GOAL:
Copy all the data exactly, except the pictures.

Records from a collection:
════════════════════
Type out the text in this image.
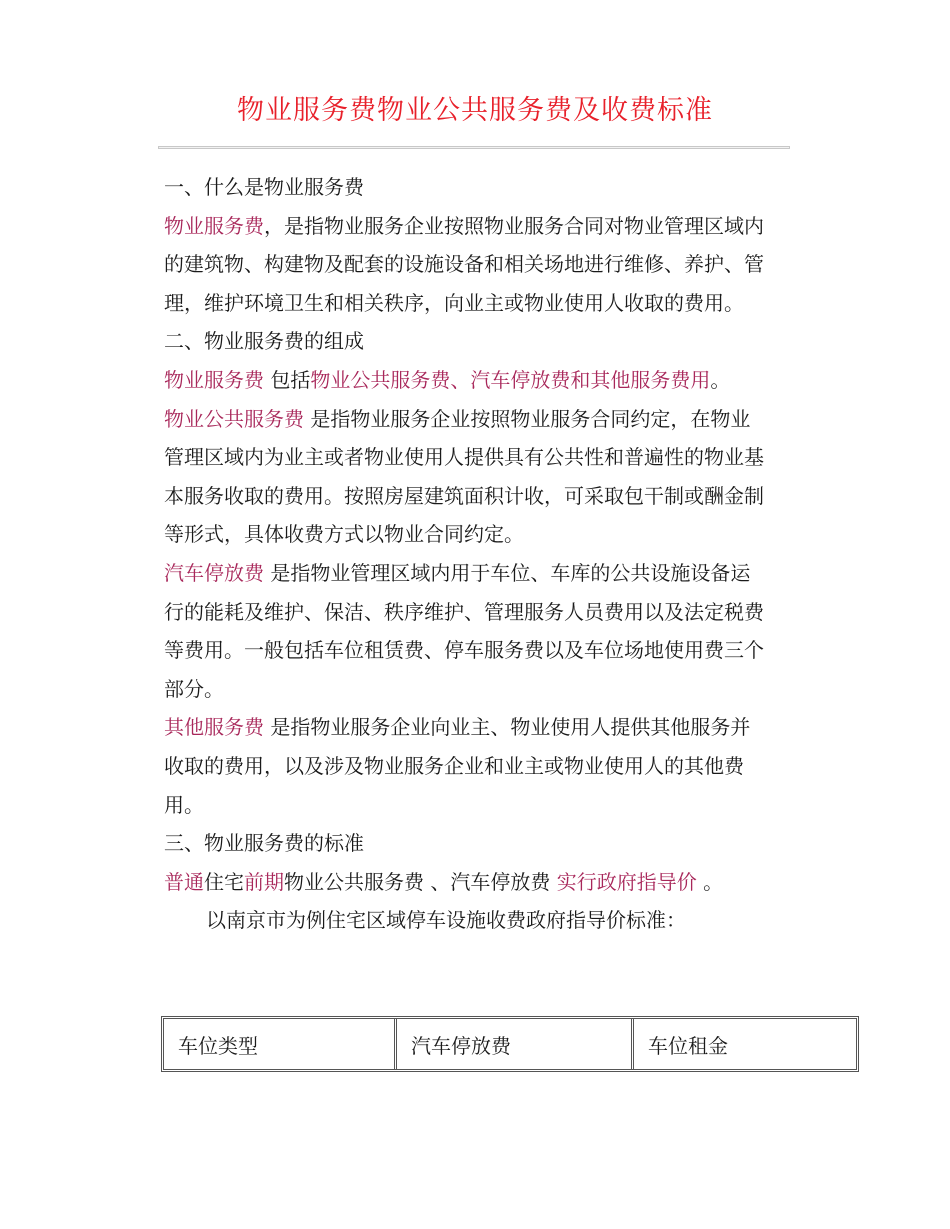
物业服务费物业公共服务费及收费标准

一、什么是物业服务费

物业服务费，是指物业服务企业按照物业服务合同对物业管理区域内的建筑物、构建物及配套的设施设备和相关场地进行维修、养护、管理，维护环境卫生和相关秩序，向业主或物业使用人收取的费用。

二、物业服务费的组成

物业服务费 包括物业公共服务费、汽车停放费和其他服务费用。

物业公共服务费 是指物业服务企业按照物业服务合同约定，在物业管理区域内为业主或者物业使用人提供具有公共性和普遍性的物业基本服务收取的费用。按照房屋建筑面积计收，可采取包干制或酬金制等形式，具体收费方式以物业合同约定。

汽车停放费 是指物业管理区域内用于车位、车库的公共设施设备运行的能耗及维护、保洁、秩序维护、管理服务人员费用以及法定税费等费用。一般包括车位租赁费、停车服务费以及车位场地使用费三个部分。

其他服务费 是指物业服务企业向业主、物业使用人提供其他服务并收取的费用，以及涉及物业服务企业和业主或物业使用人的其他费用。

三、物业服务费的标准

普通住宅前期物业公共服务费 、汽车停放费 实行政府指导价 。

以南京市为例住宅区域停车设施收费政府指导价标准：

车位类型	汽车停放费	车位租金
════════════════════
TASK RESPONSE:
Type out the text in this image.
物业服务费物业公共服务费及收费标准

一、什么是物业服务费

物业服务费，是指物业服务企业按照物业服务合同对物业管理区域内的建筑物、构建物及配套的设施设备和相关场地进行维修、养护、管理，维护环境卫生和相关秩序，向业主或物业使用人收取的费用。

二、物业服务费的组成

物业服务费 包括物业公共服务费、汽车停放费和其他服务费用。

物业公共服务费 是指物业服务企业按照物业服务合同约定，在物业管理区域内为业主或者物业使用人提供具有公共性和普遍性的物业基本服务收取的费用。按照房屋建筑面积计收，可采取包干制或酬金制等形式，具体收费方式以物业合同约定。

汽车停放费 是指物业管理区域内用于车位、车库的公共设施设备运行的能耗及维护、保洁、秩序维护、管理服务人员费用以及法定税费等费用。一般包括车位租赁费、停车服务费以及车位场地使用费三个部分。

其他服务费 是指物业服务企业向业主、物业使用人提供其他服务并收取的费用，以及涉及物业服务企业和业主或物业使用人的其他费用。

三、物业服务费的标准

普通住宅前期物业公共服务费 、汽车停放费 实行政府指导价 。

以南京市为例住宅区域停车设施收费政府指导价标准：

车位类型	汽车停放费	车位租金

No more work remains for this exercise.